● **EXERCISE**: Find the number of lines below in which the word "picture" appears, and write that number only.
-- START --
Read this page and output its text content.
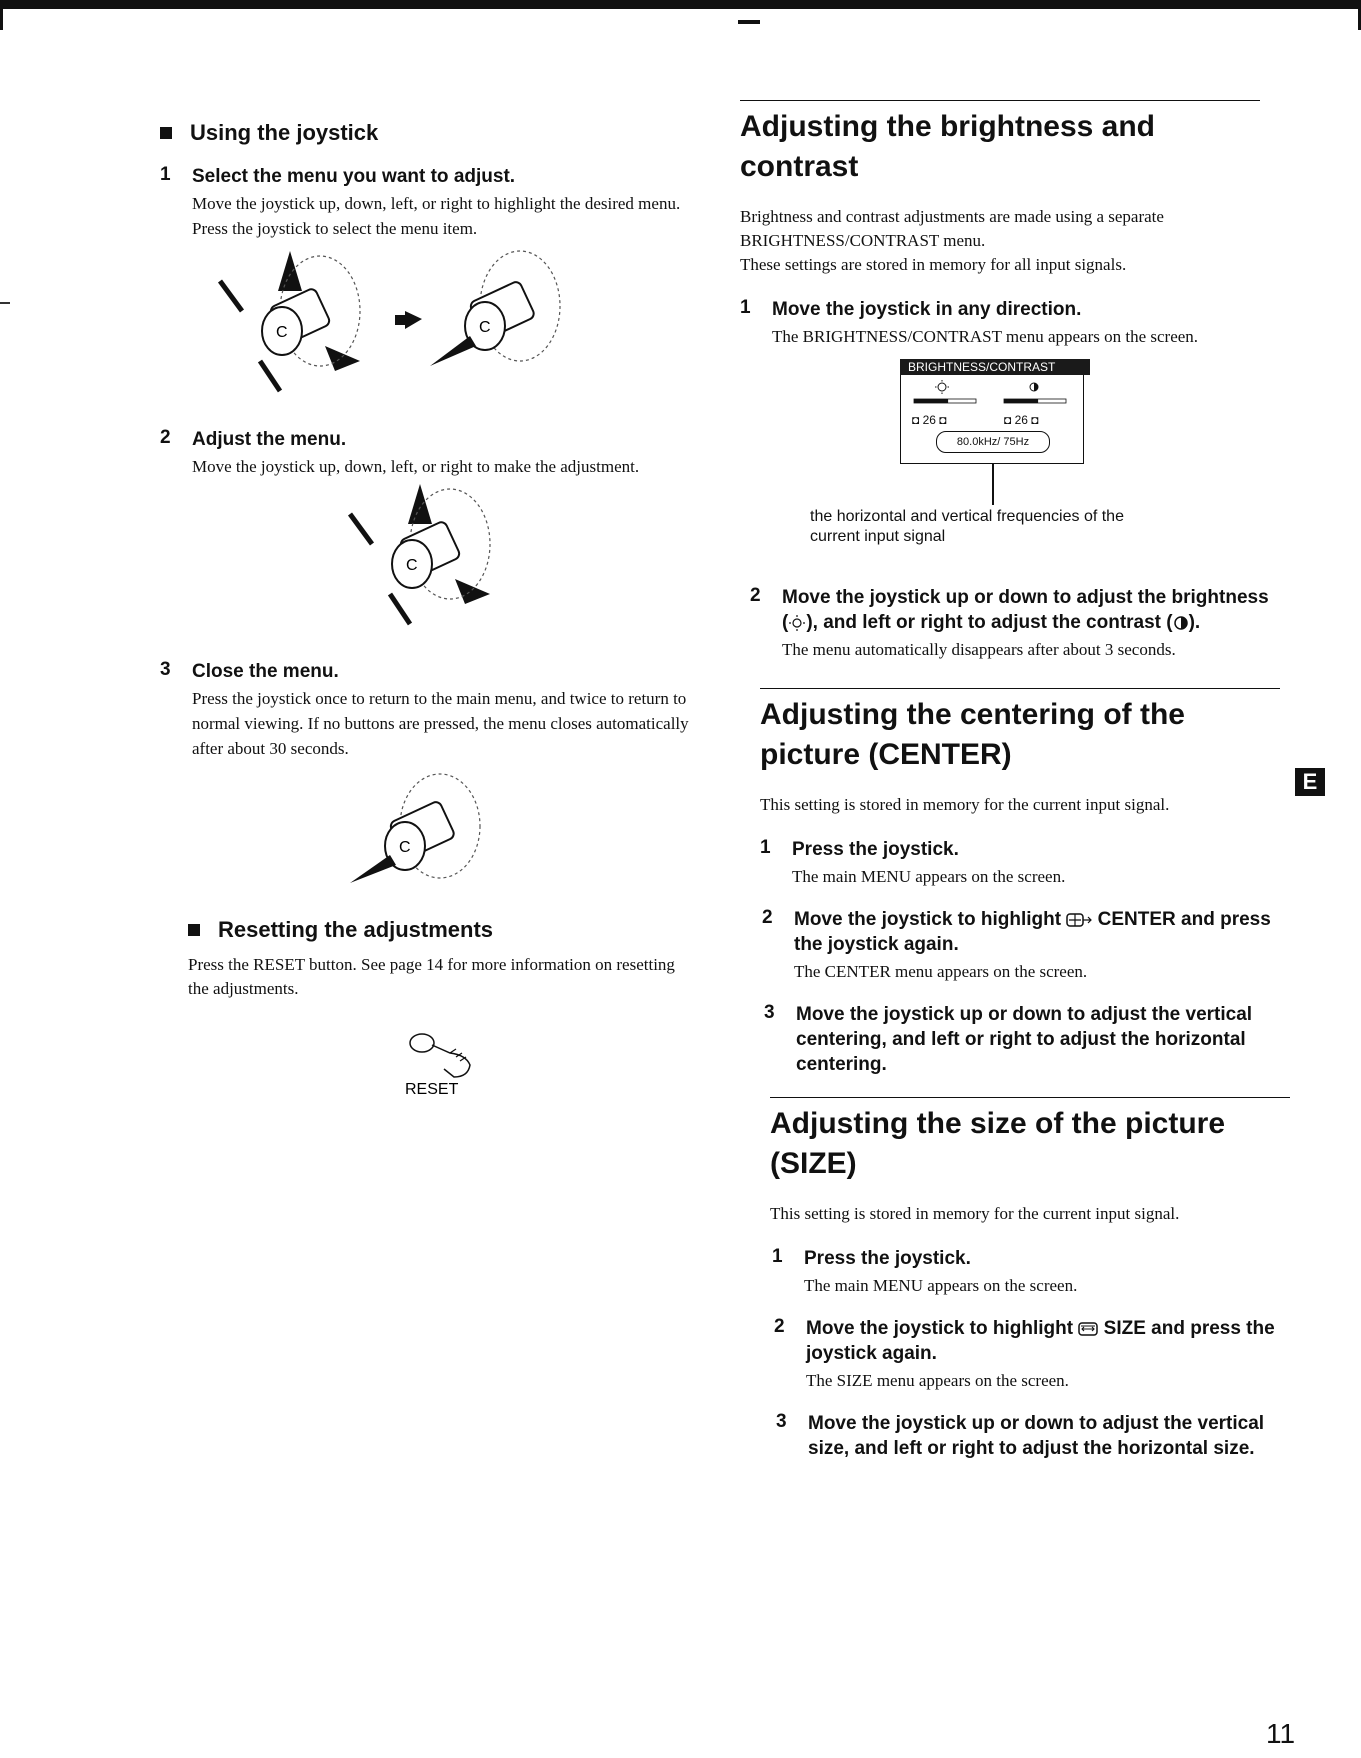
Using the joystick
1	Select the menu you want to adjust.
Move the joystick up, down, left, or right to highlight the desired menu. Press the joystick to select the menu item.
C	C
2	Adjust the menu.
Move the joystick up, down, left, or right to make the adjustment.
C
3	Close the menu.
Press the joystick once to return to the main menu, and twice to return to normal viewing. If no buttons are pressed, the menu closes automatically after about 30 seconds.
C
Resetting the adjustments
Press the RESET button. See page 14 for more information on resetting the adjustments.
RESET
Adjusting the brightness and
contrast
Brightness and contrast adjustments are made using a separate BRIGHTNESS/CONTRAST menu.
These settings are stored in memory for all input signals.
1	Move the joystick in any direction.
The BRIGHTNESS/CONTRAST menu appears on the screen.
BRIGHTNESS/CONTRAST
◘ 26 ◘	◘ 26 ◘
80.0kHz/ 75Hz
the horizontal and vertical frequencies of the current input signal
2	Move the joystick up or down to adjust the brightness ( ), and left or right to adjust the contrast ( ).
The menu automatically disappears after about 3 seconds.
Adjusting the centering of the
picture (CENTER)
This setting is stored in memory for the current input signal.
1	Press the joystick.
The main MENU appears on the screen.
2	Move the joystick to highlight CENTER and press the joystick again.
The CENTER menu appears on the screen.
3	Move the joystick up or down to adjust the vertical centering, and left or right to adjust the horizontal centering.
Adjusting the size of the picture
(SIZE)
This setting is stored in memory for the current input signal.
1	Press the joystick.
The main MENU appears on the screen.
2	Move the joystick to highlight SIZE and press the joystick again.
The SIZE menu appears on the screen.
3	Move the joystick up or down to adjust the vertical size, and left or right to adjust the horizontal size.
E
11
-- END --
● **SOLUTION TO THE PROBLEM**: 2